**Given instruction:** Work out how many lines in the listing below include the word "this". Give nothing but the number.

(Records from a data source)
● ● ● ●
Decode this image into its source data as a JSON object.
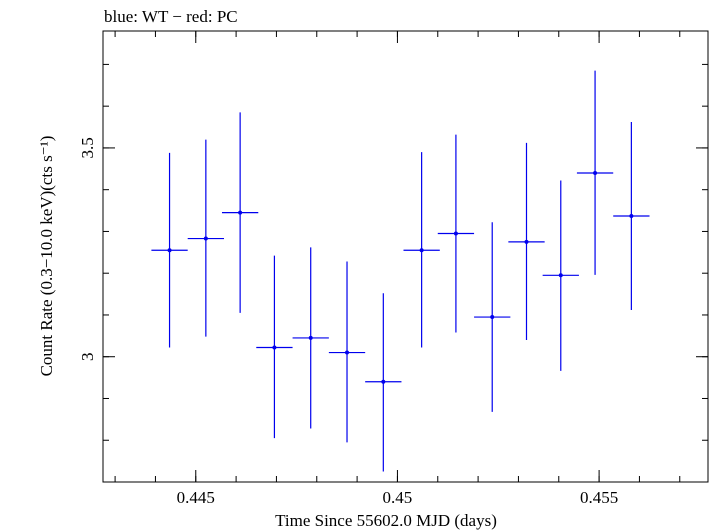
{
  "chart_data": {
    "type": "scatter",
    "title": "blue: WT − red: PC",
    "xlabel": "Time Since 55602.0 MJD (days)",
    "ylabel": "Count Rate (0.3−10.0 keV)(cts s⁻¹)",
    "xlim": [
      0.4427,
      0.4577
    ],
    "ylim": [
      2.7,
      3.78
    ],
    "x_major_ticks": [
      0.445,
      0.45,
      0.455
    ],
    "x_tick_labels": [
      "0.445",
      "0.45",
      "0.455"
    ],
    "x_minor_step": 0.001,
    "y_major_ticks": [
      3.0,
      3.5
    ],
    "y_tick_labels": [
      "3",
      "3.5"
    ],
    "y_minor_step": 0.1,
    "series": [
      {
        "name": "WT",
        "color": "#0000ee",
        "points": [
          {
            "x": 0.44435,
            "y": 3.255,
            "xerr": 0.00045,
            "ylo": 3.022,
            "yhi": 3.488
          },
          {
            "x": 0.44525,
            "y": 3.283,
            "xerr": 0.00045,
            "ylo": 3.048,
            "yhi": 3.52
          },
          {
            "x": 0.4461,
            "y": 3.345,
            "xerr": 0.00045,
            "ylo": 3.105,
            "yhi": 3.585
          },
          {
            "x": 0.44695,
            "y": 3.022,
            "xerr": 0.00045,
            "ylo": 2.805,
            "yhi": 3.242
          },
          {
            "x": 0.44785,
            "y": 3.045,
            "xerr": 0.00045,
            "ylo": 2.828,
            "yhi": 3.262
          },
          {
            "x": 0.44875,
            "y": 3.01,
            "xerr": 0.00045,
            "ylo": 2.795,
            "yhi": 3.228
          },
          {
            "x": 0.44965,
            "y": 2.94,
            "xerr": 0.00045,
            "ylo": 2.725,
            "yhi": 3.152
          },
          {
            "x": 0.4506,
            "y": 3.255,
            "xerr": 0.00045,
            "ylo": 3.022,
            "yhi": 3.49
          },
          {
            "x": 0.45145,
            "y": 3.295,
            "xerr": 0.00045,
            "ylo": 3.058,
            "yhi": 3.532
          },
          {
            "x": 0.45235,
            "y": 3.095,
            "xerr": 0.00045,
            "ylo": 2.868,
            "yhi": 3.322
          },
          {
            "x": 0.4532,
            "y": 3.275,
            "xerr": 0.00045,
            "ylo": 3.04,
            "yhi": 3.512
          },
          {
            "x": 0.45405,
            "y": 3.195,
            "xerr": 0.00045,
            "ylo": 2.966,
            "yhi": 3.422
          },
          {
            "x": 0.4549,
            "y": 3.44,
            "xerr": 0.00045,
            "ylo": 3.196,
            "yhi": 3.685
          },
          {
            "x": 0.4558,
            "y": 3.337,
            "xerr": 0.00045,
            "ylo": 3.112,
            "yhi": 3.562
          }
        ]
      }
    ]
  }
}
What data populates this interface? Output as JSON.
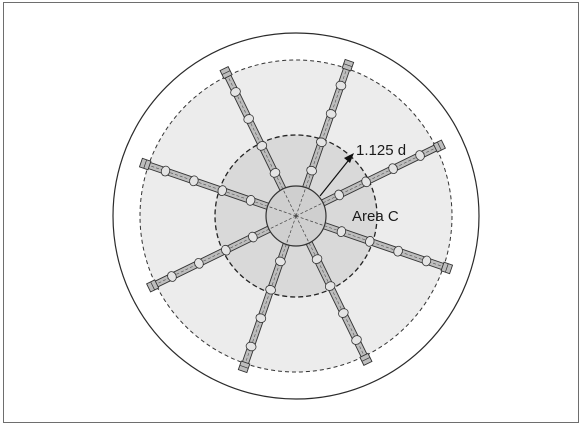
{
  "diagram": {
    "dimension_label": "1.125 d",
    "area_label": "Area C",
    "arm_count": 8
  },
  "colors": {
    "outline": "#2b2b2b",
    "outer_zone_fill": "#ececec",
    "inner_zone_fill": "#d9d9d9",
    "hub_fill": "#cfcfcf",
    "arm_fill": "#bdbdbd",
    "frame": "#6e6e6e"
  }
}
● ● ● ●
**Exercise result:** 2